begin STORED DATA
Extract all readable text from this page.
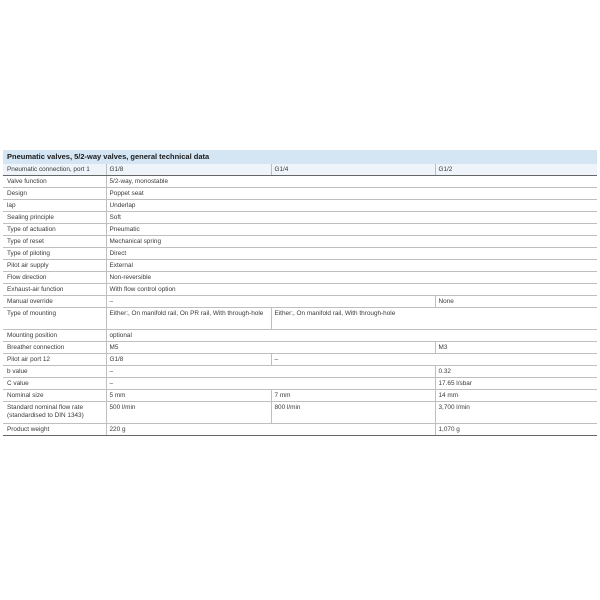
Pneumatic valves, 5/2-way valves, general technical data
Pneumatic connection, port 1	G1/8	G1/4	G1/2
Valve function	5/2-way, monostable		
Design	Poppet seat		
lap	Underlap		
Sealing principle	Soft		
Type of actuation	Pneumatic		
Type of reset	Mechanical spring		
Type of piloting	Direct		
Pilot air supply	External		
Flow direction	Non-reversible		
Exhaust-air function	With flow control option		
Manual override	–		None
Type of mounting	Either:, On manifold rail, On PR rail, With through-hole	Either:, On manifold rail, With through-hole	
Mounting position	optional		
Breather connection	M5		M3
Pilot air port 12	G1/8	–	
b value	–		0.32
C value	–		17.65 l/sbar
Nominal size	5 mm	7 mm	14 mm
Standard nominal flow rate (standardised to DIN 1343)	500 l/min	800 l/min	3,700 l/min
Product weight	220 g		1,070 g
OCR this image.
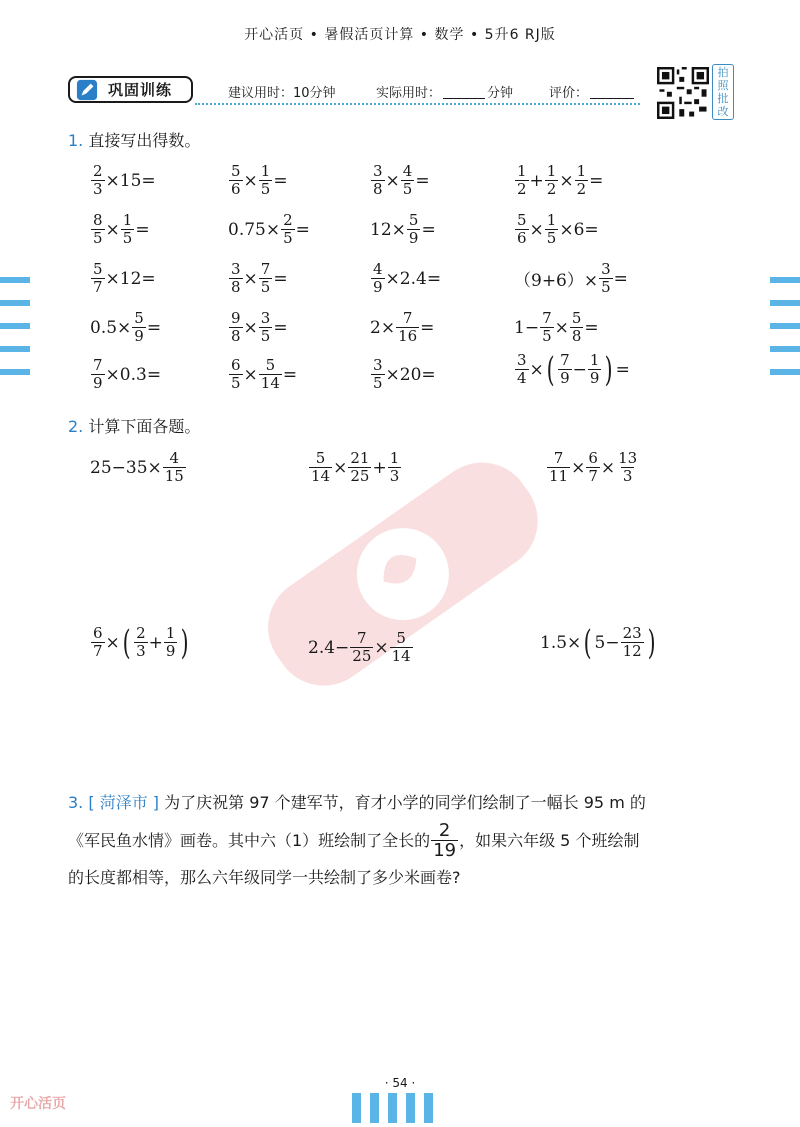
开心活页 • 暑假活页计算 • 数学 • 5升6 RJ版
巩固训练	建议用时：10分钟	实际用时：	分钟	评价：
拍
照
批
改
1. 直接写出得数。
$\frac{2}{3} \times 15=$	$\frac{5}{6} \times \frac{1}{5}$ =	$\frac{3}{8} \times \frac{4}{5}$ =	$\frac{1}{2} + \frac{1}{2} \times \frac{1}{2}$ =
$\frac{8}{5} \times \frac{1}{5}$ =	$0.75\times \frac{2}{5}$ =	$12\times \frac{5}{9}$ =	$\frac{5}{6} \times \frac{1}{5} \times 6=$
$\frac{5}{7} \times 12=$	$\frac{3}{8} \times \frac{7}{5}$ =	$\frac{4}{9} \times 2.4=$	$(9+6)\times \frac{3}{5}$ =
$0.5\times \frac{5}{9}$ =	$\frac{9}{8} \times \frac{3}{5}$ =	$2\times \frac{7}{16}$ =	$1- \frac{7}{5} \times \frac{5}{8}$ =
$\frac{7}{9} \times 0.3=$	$\frac{6}{5} \times \frac{5}{14}$ =	$\frac{3}{5} \times 20=$	$\frac{3}{4}$ × ( $\frac{7}{9} - \frac{1}{9}$ ) =
2. 计算下面各题。
$25-35\times \frac{4}{15}$	$\frac{5}{14} \times \frac{21}{25} + \frac{1}{3}$	$\frac{7}{11} \times \frac{6}{7} \times \frac{13}{3}$
$\frac{6}{7}$ × ( $\frac{2}{3} + \frac{1}{9}$ )	$2.4- \frac{7}{25} \times \frac{5}{14}$	1.5× ( $5- \frac{23}{12}$ )
3. [ 菏泽市 ] 为了庆祝第 97 个建军节，育才小学的同学们绘制了一幅长 95 m 的
《军民鱼水情》画卷。其中六（1）班绘制了全长的 $\frac{2}{19}$ ，如果六年级 5 个班绘制
的长度都相等，那么六年级同学一共绘制了多少米画卷?
· 54 ·
开心活页
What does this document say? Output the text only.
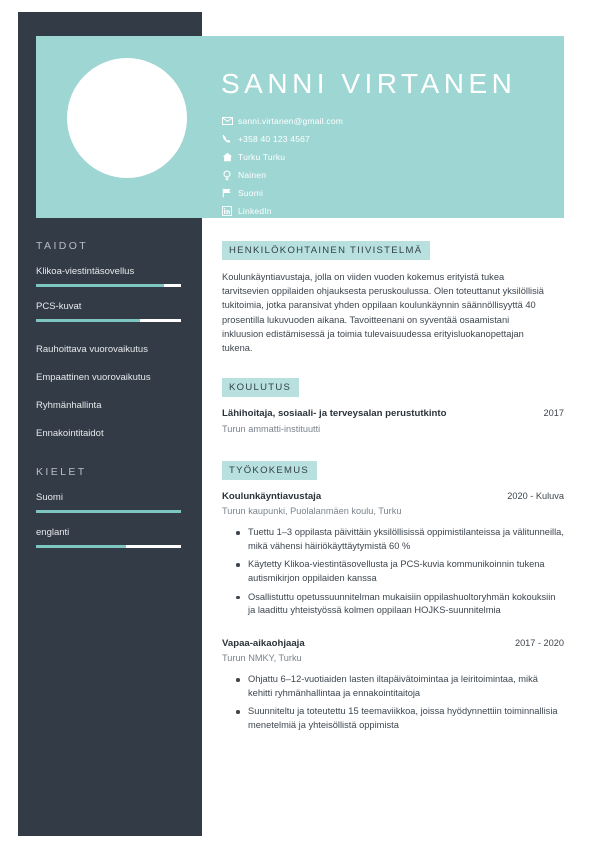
SANNI VIRTANEN
sanni.virtanen@gmail.com
+358 40 123 4567
Turku Turku
Nainen
Suomi
LinkedIn
TAIDOT
Klikoa-viestintäsovellus
PCS-kuvat
Rauhoittava vuorovaikutus
Empaattinen vuorovaikutus
Ryhmänhallinta
Ennakointitaidot
KIELET
Suomi
englanti
HENKILÖKOHTAINEN TIIVISTELMÄ

Koulunkäyntiavustaja, jolla on viiden vuoden kokemus erityistä tukea tarvitsevien oppilaiden ohjauksesta peruskoulussa. Olen toteuttanut yksilöllisiä tukitoimia, jotka paransivat yhden oppilaan koulunkäynnin säännöllisyyttä 40 prosentilla lukuvuoden aikana. Tavoitteenani on syventää osaamistani inkluusion edistämisessä ja toimia tulevaisuudessa erityisluokanopettajan tukena.

KOULUTUS
Lähihoitaja, sosiaali- ja terveysalan perustutkinto	2017
Turun ammatti-instituutti
TYÖKOKEMUS
Koulunkäyntiavustaja	2020 - Kuluva
Turun kaupunki, Puolalanmäen koulu, Turku
Tuettu 1–3 oppilasta päivittäin yksilöllisissä oppimistilanteissa ja välitunneilla, mikä vähensi häiriökäyttäytymistä 60 %
Käytetty Klikoa-viestintäsovellusta ja PCS-kuvia kommunikoinnin tukena autismikirjon oppilaiden kanssa
Osallistuttu opetussuunnitelman mukaisiin oppilashuoltoryhmän kokouksiin ja laadittu yhteistyössä kolmen oppilaan HOJKS-suunnitelmia
Vapaa-aikaohjaaja	2017 - 2020
Turun NMKY, Turku
Ohjattu 6–12-vuotiaiden lasten iltapäivätoimintaa ja leiritoimintaa, mikä kehitti ryhmänhallintaa ja ennakointitaitoja
Suunniteltu ja toteutettu 15 teemaviikkoa, joissa hyödynnettiin toiminnallisia menetelmiä ja yhteisöllistä oppimista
end STORED DATA
● WHAT IS ASKED:
Copy out each line word for word, please, skipping the images.

● SOLUTION TO THIS PROBLEM:
Extract all readable text from this page.
Pneumatic valves, 5/2-way valves, general technical data
Pneumatic connection, port 1	G1/8	G1/4	G1/2
Valve function	5/2-way, monostable		
Design	Poppet seat		
lap	Underlap		
Sealing principle	Soft		
Type of actuation	Pneumatic		
Type of reset	Mechanical spring		
Type of piloting	Direct		
Pilot air supply	External		
Flow direction	Non-reversible		
Exhaust-air function	With flow control option		
Manual override	–		None
Type of mounting	Either:, On manifold rail, On PR rail, With through-hole	Either:, On manifold rail, With through-hole	
Mounting position	optional		
Breather connection	M5		M3
Pilot air port 12	G1/8	–	
b value	–		0.32
C value	–		17.65 l/sbar
Nominal size	5 mm	7 mm	14 mm
Standard nominal flow rate (standardised to DIN 1343)	500 l/min	800 l/min	3,700 l/min
Product weight	220 g		1,070 g
OCR this image.
开心活页 • 暑假活页计算 • 数学 • 5升6 RJ版
巩固训练	建议用时：10分钟	实际用时：	分钟	评价：
拍
照
批
改
1. 直接写出得数。
$\frac{2}{3} \times 15=$	$\frac{5}{6} \times \frac{1}{5}$ =	$\frac{3}{8} \times \frac{4}{5}$ =	$\frac{1}{2} + \frac{1}{2} \times \frac{1}{2}$ =
$\frac{8}{5} \times \frac{1}{5}$ =	$0.75\times \frac{2}{5}$ =	$12\times \frac{5}{9}$ =	$\frac{5}{6} \times \frac{1}{5} \times 6=$
$\frac{5}{7} \times 12=$	$\frac{3}{8} \times \frac{7}{5}$ =	$\frac{4}{9} \times 2.4=$	$(9+6)\times \frac{3}{5}$ =
$0.5\times \frac{5}{9}$ =	$\frac{9}{8} \times \frac{3}{5}$ =	$2\times \frac{7}{16}$ =	$1- \frac{7}{5} \times \frac{5}{8}$ =
$\frac{7}{9} \times 0.3=$	$\frac{6}{5} \times \frac{5}{14}$ =	$\frac{3}{5} \times 20=$	$\frac{3}{4}$ × ( $\frac{7}{9} - \frac{1}{9}$ ) =
2. 计算下面各题。
$25-35\times \frac{4}{15}$	$\frac{5}{14} \times \frac{21}{25} + \frac{1}{3}$	$\frac{7}{11} \times \frac{6}{7} \times \frac{13}{3}$
$\frac{6}{7}$ × ( $\frac{2}{3} + \frac{1}{9}$ )	$2.4- \frac{7}{25} \times \frac{5}{14}$	1.5× ( $5- \frac{23}{12}$ )
3. [ 菏泽市 ] 为了庆祝第 97 个建军节，育才小学的同学们绘制了一幅长 95 m 的
《军民鱼水情》画卷。其中六（1）班绘制了全长的 $\frac{2}{19}$ ，如果六年级 5 个班绘制
的长度都相等，那么六年级同学一共绘制了多少米画卷?
· 54 ·
开心活页
What does this document say? Output the text only.
SANNI VIRTANEN
sanni.virtanen@gmail.com
+358 40 123 4567
Turku Turku
Nainen
Suomi
LinkedIn
TAIDOT
Klikoa-viestintäsovellus
PCS-kuvat
Rauhoittava vuorovaikutus
Empaattinen vuorovaikutus
Ryhmänhallinta
Ennakointitaidot
KIELET
Suomi
englanti
HENKILÖKOHTAINEN TIIVISTELMÄ

Koulunkäyntiavustaja, jolla on viiden vuoden kokemus erityistä tukea tarvitsevien oppilaiden ohjauksesta peruskoulussa. Olen toteuttanut yksilöllisiä tukitoimia, jotka paransivat yhden oppilaan koulunkäynnin säännöllisyyttä 40 prosentilla lukuvuoden aikana. Tavoitteenani on syventää osaamistani inkluusion edistämisessä ja toimia tulevaisuudessa erityisluokanopettajan tukena.

KOULUTUS
Lähihoitaja, sosiaali- ja terveysalan perustutkinto	2017
Turun ammatti-instituutti
TYÖKOKEMUS
Koulunkäyntiavustaja	2020 - Kuluva
Turun kaupunki, Puolalanmäen koulu, Turku
Tuettu 1–3 oppilasta päivittäin yksilöllisissä oppimistilanteissa ja välitunneilla, mikä vähensi häiriökäyttäytymistä 60 %
Käytetty Klikoa-viestintäsovellusta ja PCS-kuvia kommunikoinnin tukena autismikirjon oppilaiden kanssa
Osallistuttu opetussuunnitelman mukaisiin oppilashuoltoryhmän kokouksiin ja laadittu yhteistyössä kolmen oppilaan HOJKS-suunnitelmia
Vapaa-aikaohjaaja	2017 - 2020
Turun NMKY, Turku
Ohjattu 6–12-vuotiaiden lasten iltapäivätoimintaa ja leiritoimintaa, mikä kehitti ryhmänhallintaa ja ennakointitaitoja
Suunniteltu ja toteutettu 15 teemaviikkoa, joissa hyödynnettiin toiminnallisia menetelmiä ja yhteisöllistä oppimista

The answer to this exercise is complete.